#### TASK STATEMENT:
Report back each line of the records that contains the string "letter".

#### LISTED ENTRIES:
----------------------------------------

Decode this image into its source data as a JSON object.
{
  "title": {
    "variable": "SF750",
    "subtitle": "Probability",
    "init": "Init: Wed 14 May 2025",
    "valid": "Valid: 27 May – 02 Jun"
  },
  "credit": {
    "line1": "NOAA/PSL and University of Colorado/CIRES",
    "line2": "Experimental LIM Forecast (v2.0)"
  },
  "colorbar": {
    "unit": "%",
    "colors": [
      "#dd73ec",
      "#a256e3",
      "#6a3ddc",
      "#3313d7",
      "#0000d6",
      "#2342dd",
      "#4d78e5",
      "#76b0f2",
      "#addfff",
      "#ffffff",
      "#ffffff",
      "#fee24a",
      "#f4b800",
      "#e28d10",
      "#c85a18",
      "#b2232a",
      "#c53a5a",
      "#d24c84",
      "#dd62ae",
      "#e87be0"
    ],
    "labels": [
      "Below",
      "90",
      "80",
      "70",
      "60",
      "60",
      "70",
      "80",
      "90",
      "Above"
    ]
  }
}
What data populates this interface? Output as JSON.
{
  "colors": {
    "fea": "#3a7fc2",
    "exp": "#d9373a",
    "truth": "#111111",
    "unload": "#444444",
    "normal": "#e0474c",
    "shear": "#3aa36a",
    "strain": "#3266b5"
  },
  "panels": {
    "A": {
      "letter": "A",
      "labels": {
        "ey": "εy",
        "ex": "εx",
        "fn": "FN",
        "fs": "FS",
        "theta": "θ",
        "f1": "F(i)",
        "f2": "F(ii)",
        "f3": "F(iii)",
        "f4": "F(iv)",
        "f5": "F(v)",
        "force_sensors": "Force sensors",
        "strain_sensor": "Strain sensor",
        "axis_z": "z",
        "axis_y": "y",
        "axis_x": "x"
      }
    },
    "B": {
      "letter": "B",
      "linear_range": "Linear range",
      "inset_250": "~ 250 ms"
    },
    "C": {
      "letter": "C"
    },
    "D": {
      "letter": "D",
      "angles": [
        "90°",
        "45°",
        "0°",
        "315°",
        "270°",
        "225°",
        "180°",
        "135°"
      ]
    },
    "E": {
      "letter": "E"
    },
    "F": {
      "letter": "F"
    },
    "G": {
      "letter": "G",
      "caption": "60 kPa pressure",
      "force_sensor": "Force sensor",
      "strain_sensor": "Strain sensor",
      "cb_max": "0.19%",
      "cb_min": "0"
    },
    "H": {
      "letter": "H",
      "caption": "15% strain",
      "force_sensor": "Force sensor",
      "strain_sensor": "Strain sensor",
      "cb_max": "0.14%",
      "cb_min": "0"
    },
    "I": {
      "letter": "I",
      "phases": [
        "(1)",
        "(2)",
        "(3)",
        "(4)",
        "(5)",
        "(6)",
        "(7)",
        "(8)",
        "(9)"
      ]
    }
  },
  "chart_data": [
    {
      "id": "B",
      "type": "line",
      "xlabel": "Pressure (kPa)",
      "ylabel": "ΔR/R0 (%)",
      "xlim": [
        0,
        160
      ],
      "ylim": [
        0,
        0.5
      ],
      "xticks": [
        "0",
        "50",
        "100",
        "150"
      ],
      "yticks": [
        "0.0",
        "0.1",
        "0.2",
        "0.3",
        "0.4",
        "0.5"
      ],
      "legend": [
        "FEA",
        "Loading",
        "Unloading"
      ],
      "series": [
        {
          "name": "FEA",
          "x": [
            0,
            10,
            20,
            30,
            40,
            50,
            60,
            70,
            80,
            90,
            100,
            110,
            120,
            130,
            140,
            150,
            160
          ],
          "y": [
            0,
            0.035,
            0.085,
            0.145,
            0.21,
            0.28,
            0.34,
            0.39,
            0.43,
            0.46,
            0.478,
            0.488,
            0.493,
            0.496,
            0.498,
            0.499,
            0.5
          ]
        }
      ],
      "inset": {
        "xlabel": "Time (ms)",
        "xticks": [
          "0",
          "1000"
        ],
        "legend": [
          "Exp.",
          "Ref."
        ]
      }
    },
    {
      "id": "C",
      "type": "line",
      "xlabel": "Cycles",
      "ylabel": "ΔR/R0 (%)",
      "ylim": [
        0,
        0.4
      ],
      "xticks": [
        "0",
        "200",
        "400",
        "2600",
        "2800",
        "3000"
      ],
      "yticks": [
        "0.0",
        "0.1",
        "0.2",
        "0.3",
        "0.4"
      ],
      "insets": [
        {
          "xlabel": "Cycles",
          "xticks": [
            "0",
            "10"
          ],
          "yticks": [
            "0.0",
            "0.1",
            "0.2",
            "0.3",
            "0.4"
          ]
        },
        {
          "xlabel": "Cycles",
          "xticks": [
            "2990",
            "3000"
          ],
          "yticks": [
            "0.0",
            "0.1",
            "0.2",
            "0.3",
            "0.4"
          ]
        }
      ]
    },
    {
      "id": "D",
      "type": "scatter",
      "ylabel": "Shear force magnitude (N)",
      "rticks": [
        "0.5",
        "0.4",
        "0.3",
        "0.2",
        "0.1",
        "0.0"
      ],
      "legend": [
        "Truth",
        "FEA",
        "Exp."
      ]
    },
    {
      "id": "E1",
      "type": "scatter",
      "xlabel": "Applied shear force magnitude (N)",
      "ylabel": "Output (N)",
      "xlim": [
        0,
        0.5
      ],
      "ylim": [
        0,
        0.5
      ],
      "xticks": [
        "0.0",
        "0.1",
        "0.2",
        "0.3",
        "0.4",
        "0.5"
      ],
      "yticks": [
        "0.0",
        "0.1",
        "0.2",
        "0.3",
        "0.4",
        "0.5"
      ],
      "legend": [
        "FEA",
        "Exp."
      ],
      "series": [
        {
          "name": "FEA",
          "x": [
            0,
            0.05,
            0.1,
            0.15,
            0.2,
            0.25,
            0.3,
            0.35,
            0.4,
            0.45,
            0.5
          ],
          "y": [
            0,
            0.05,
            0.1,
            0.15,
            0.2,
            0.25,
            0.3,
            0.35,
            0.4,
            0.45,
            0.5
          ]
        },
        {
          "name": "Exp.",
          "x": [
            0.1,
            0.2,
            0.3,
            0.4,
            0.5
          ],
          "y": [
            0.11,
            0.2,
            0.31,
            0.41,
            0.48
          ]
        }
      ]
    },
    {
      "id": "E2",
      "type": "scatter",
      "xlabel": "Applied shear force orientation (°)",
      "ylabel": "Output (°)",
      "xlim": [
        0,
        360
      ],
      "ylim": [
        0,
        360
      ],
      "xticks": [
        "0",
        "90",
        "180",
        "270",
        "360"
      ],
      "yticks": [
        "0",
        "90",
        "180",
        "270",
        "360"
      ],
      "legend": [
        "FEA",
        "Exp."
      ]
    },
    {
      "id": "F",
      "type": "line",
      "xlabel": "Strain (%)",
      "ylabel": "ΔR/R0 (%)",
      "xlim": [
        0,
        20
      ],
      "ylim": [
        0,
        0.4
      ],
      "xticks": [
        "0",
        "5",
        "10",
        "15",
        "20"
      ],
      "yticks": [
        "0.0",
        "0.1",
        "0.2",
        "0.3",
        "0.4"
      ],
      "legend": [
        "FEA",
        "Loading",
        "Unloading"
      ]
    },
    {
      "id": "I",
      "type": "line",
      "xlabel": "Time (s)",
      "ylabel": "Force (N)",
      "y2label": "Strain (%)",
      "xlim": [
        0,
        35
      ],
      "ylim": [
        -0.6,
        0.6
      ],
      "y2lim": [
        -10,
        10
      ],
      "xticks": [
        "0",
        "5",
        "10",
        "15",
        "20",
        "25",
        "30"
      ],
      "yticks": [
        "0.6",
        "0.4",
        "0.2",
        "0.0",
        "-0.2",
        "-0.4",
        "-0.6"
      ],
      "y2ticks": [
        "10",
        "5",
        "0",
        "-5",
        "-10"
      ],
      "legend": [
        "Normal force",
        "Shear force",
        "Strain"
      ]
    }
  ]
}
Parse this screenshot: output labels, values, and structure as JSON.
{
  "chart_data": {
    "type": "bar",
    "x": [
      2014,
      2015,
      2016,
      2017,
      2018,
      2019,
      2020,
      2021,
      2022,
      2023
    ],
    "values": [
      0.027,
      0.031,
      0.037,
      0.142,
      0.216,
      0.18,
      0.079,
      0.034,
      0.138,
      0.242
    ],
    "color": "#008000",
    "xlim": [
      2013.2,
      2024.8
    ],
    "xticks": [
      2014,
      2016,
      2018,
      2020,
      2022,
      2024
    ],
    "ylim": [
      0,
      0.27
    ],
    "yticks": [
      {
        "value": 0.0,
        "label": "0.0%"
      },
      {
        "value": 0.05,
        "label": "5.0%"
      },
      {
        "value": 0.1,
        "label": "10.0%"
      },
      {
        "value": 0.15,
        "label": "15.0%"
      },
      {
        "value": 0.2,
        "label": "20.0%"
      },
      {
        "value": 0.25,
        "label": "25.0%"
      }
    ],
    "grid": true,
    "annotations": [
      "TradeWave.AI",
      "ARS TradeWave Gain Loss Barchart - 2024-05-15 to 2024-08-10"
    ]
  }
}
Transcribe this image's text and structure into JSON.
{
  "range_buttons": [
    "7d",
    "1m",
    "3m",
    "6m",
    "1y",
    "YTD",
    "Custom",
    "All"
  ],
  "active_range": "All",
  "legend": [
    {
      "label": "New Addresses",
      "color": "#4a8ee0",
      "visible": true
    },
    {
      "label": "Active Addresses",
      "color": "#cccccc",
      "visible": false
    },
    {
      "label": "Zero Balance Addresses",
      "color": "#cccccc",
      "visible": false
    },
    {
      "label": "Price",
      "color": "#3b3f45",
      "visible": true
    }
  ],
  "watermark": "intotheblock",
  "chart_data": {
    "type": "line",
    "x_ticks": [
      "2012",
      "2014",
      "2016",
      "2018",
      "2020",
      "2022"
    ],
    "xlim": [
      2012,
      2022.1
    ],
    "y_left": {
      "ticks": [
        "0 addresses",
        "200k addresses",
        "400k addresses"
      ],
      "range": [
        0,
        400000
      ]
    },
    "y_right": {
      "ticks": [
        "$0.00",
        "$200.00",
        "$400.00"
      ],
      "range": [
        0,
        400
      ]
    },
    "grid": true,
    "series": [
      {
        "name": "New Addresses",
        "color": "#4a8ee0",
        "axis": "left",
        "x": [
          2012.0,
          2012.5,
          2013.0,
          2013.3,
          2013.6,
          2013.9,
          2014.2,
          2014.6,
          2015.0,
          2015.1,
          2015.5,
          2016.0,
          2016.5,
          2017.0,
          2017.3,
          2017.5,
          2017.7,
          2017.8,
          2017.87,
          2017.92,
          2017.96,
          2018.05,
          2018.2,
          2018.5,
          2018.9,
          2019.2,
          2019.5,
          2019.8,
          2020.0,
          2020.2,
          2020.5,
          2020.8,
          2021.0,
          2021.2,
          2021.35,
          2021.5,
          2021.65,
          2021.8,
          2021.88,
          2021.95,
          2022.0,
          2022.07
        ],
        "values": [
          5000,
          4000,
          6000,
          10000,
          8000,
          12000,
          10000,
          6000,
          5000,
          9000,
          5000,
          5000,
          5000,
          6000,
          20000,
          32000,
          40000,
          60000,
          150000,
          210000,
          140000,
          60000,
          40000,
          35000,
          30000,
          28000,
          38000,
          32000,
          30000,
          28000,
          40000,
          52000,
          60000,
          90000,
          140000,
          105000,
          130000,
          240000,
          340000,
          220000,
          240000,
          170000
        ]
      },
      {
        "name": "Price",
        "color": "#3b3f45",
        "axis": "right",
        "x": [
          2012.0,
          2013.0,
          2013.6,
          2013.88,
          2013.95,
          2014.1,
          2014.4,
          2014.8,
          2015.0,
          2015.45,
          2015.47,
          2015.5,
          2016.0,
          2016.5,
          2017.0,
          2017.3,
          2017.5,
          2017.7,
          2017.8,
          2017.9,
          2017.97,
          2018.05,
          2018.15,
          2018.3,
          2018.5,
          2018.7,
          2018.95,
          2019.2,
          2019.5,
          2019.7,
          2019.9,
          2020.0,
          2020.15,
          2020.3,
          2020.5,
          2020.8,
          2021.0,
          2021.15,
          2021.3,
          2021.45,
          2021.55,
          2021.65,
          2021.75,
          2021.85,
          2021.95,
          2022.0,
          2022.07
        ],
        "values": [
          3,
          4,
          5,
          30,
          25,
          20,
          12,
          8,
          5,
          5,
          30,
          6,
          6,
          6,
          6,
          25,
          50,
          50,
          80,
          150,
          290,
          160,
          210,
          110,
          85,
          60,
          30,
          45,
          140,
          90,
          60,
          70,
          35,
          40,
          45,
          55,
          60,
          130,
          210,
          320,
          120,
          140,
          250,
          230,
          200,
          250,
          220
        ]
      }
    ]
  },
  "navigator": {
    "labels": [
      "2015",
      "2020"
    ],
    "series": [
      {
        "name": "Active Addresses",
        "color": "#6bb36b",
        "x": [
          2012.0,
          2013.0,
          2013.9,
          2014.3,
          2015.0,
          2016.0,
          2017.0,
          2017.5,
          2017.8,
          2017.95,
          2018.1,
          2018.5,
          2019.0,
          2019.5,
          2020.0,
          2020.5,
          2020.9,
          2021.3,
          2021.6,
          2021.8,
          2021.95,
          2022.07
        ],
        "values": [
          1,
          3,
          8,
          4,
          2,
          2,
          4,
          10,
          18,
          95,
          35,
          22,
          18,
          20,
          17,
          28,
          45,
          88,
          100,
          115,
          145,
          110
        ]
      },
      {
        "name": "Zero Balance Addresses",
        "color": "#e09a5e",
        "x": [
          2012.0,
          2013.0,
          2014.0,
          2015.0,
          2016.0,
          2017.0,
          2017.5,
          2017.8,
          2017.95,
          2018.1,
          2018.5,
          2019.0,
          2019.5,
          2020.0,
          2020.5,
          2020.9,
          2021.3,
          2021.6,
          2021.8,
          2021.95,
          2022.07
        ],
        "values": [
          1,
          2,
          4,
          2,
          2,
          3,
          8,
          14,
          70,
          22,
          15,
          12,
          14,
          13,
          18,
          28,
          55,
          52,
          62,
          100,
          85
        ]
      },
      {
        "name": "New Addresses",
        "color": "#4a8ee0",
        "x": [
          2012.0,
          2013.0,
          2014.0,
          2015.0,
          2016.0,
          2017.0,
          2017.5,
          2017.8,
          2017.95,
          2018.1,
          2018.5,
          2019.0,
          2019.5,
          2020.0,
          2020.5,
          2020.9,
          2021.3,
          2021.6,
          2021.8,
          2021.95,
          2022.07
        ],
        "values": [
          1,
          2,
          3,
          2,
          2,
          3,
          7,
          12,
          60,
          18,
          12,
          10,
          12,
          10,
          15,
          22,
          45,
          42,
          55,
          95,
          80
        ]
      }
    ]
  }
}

----------------------------------------

#### FULL RESPONSE:
      "letter": "A",
      "letter": "B",
      "letter": "C"
      "letter": "D",
      "letter": "E"
      "letter": "F"
      "letter": "G",
      "letter": "H",
      "letter": "I",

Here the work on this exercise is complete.